----- DOCUMENTO -----
Los precios aceleraron su ascenso, así que Mugabe decidió tomar cartas en el asunto y
decidió prohibir la inflación. Sí, leyó bien: prohibir la inflación, ilegalizarla. Emitió un
decreto que obligaba a disminuir de forma inmediata en un cincuenta por ciento (50%)
todos los precios de la economía y, luego de esa extraordinaria reducción de precios,
nadie podría subirlos nuevamente.
La política de Mugabe tuvo consecuencias inmediatas: en solo un fin de semana los
consumidores agotaron todas las existencias de alimentos y electrodomésticos. En la
mañana del lunes los comercios amanecieron vacíos y unos cuantos comerciantes
despertaron tras las rejas por presunta especulación y acaparamiento. A partir de ese
momento era prácticamente imposible conseguir carne, sal, azúcar, pan, leche o
aceite. Los economistas desistieron de la idea de medir la inflación por una razón: los
precios eran irrelevantes pues no había productos.
----- MATERIAL PROPORCIONADO -----
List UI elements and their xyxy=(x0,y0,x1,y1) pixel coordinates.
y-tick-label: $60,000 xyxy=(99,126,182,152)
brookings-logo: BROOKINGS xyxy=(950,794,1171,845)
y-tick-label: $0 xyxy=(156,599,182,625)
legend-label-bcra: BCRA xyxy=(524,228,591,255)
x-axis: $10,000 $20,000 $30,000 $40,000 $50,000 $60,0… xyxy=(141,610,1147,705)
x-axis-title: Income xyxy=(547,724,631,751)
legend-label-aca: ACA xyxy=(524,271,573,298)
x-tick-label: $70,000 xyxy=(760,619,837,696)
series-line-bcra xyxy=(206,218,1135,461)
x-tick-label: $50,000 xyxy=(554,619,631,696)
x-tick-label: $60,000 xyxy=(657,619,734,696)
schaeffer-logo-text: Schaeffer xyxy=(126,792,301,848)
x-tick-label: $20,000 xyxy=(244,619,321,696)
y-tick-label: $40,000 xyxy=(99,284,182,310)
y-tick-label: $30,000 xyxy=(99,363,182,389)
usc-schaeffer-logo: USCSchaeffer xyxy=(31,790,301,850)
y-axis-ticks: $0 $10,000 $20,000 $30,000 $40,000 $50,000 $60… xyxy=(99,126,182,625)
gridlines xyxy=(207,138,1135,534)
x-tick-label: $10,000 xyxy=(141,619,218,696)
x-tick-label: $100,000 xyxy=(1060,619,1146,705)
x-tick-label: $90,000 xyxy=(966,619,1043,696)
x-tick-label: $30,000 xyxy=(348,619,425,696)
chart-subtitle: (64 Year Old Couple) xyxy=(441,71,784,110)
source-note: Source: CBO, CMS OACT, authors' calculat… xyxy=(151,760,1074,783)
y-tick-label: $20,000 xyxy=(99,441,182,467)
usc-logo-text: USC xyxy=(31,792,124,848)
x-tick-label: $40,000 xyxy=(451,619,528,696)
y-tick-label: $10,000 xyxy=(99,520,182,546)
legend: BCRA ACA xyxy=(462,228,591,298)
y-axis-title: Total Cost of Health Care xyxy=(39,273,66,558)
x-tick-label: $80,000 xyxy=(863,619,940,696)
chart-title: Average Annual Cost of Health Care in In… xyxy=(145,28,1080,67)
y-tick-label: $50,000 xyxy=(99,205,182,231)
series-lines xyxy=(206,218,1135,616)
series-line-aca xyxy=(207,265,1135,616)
-----
INSTRUCCIONES DE TRABAJO:
• a. ¿Cómo quedaría el tramo del documento que va de "todos los precios" hasta "no había productos." si se sustituye "comerciantes" por "tenderos"?
• b. ¿Puede convertir en una lista breve los hechos principales del párrafo del documento que comienza con "La política de Mugabe tuvo consecuencias inmediatas"?

RESPUESTAS CORRECTAS:
• a.
todos los precios de la economía y, luego de esa extraordinaria reducción de precios,
nadie podría subirlos nuevamente.
La política de Mugabe tuvo consecuencias inmediatas: en solo un fin de semana los
consumidores agotaron todas las existencias de alimentos y electrodomésticos. En la
mañana del lunes los comercios amanecieron vacíos y unos cuantos tenderos
despertaron tras las rejas por presunta especulación y acaparamiento. A partir de ese
momento era prácticamente imposible conseguir carne, sal, azúcar, pan, leche o
aceite. Los economistas desistieron de la idea de medir la inflación por una razón: los
precios eran irrelevantes pues no había productos.

• b.
- En un solo fin de semana, los consumidores agotaron todas las existencias de alimentos y electrodomésticos.
- El lunes por la mañana los comercios estaban vacíos y varios comerciantes acabaron presos por presunta especulación y acaparamiento.
- Desde entonces era prácticamente imposible conseguir carne, sal, azúcar, pan, leche o aceite.
- Los economistas dejaron de medir la inflación porque, sin productos, los precios eran irrelevantes.